• [Required task] Reproduce the listing verbatim.

-*-

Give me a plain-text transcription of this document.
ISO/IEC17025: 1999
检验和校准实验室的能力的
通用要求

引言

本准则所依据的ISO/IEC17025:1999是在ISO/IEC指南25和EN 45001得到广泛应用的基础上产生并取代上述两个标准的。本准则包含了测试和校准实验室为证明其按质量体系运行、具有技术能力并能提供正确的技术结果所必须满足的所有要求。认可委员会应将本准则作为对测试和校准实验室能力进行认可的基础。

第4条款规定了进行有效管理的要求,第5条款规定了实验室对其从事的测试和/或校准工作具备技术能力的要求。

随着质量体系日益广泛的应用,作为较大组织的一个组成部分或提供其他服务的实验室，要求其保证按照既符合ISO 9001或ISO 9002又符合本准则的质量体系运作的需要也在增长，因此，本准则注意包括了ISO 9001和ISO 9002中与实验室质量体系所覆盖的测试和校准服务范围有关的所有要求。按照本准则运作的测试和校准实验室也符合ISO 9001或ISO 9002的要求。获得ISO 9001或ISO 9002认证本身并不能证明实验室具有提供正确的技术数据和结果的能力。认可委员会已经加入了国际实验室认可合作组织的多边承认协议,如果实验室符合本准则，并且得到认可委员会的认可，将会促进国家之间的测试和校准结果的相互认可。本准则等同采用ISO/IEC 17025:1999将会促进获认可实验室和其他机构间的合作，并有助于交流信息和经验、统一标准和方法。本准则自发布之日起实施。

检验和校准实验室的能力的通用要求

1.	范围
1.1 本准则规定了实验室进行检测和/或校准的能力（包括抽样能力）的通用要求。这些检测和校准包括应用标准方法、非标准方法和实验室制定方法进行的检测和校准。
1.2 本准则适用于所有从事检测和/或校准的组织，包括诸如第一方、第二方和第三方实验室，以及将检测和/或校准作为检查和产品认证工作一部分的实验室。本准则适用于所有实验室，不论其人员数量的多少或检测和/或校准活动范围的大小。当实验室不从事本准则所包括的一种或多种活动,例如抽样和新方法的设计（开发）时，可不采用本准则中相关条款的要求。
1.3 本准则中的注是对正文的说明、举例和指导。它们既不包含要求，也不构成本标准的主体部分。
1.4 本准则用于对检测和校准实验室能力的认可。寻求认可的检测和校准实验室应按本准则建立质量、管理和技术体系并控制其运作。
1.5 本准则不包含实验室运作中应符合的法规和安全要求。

-*-

• [Solution]
Give me a plain-text transcription of this document.
ISO/IEC17025: 1999
检验和校准实验室的能力的
通用要求

引言

本准则所依据的ISO/IEC17025:1999是在ISO/IEC指南25和EN 45001得到广泛应用的基础上产生并取代上述两个标准的。本准则包含了测试和校准实验室为证明其按质量体系运行、具有技术能力并能提供正确的技术结果所必须满足的所有要求。认可委员会应将本准则作为对测试和校准实验室能力进行认可的基础。

第4条款规定了进行有效管理的要求,第5条款规定了实验室对其从事的测试和/或校准工作具备技术能力的要求。

随着质量体系日益广泛的应用,作为较大组织的一个组成部分或提供其他服务的实验室，要求其保证按照既符合ISO 9001或ISO 9002又符合本准则的质量体系运作的需要也在增长，因此，本准则注意包括了ISO 9001和ISO 9002中与实验室质量体系所覆盖的测试和校准服务范围有关的所有要求。按照本准则运作的测试和校准实验室也符合ISO 9001或ISO 9002的要求。获得ISO 9001或ISO 9002认证本身并不能证明实验室具有提供正确的技术数据和结果的能力。认可委员会已经加入了国际实验室认可合作组织的多边承认协议,如果实验室符合本准则，并且得到认可委员会的认可，将会促进国家之间的测试和校准结果的相互认可。本准则等同采用ISO/IEC 17025:1999将会促进获认可实验室和其他机构间的合作，并有助于交流信息和经验、统一标准和方法。本准则自发布之日起实施。

检验和校准实验室的能力的通用要求

1.	范围
1.1 本准则规定了实验室进行检测和/或校准的能力（包括抽样能力）的通用要求。这些检测和校准包括应用标准方法、非标准方法和实验室制定方法进行的检测和校准。
1.2 本准则适用于所有从事检测和/或校准的组织，包括诸如第一方、第二方和第三方实验室，以及将检测和/或校准作为检查和产品认证工作一部分的实验室。本准则适用于所有实验室，不论其人员数量的多少或检测和/或校准活动范围的大小。当实验室不从事本准则所包括的一种或多种活动,例如抽样和新方法的设计（开发）时，可不采用本准则中相关条款的要求。
1.3 本准则中的注是对正文的说明、举例和指导。它们既不包含要求，也不构成本标准的主体部分。
1.4 本准则用于对检测和校准实验室能力的认可。寻求认可的检测和校准实验室应按本准则建立质量、管理和技术体系并控制其运作。
1.5 本准则不包含实验室运作中应符合的法规和安全要求。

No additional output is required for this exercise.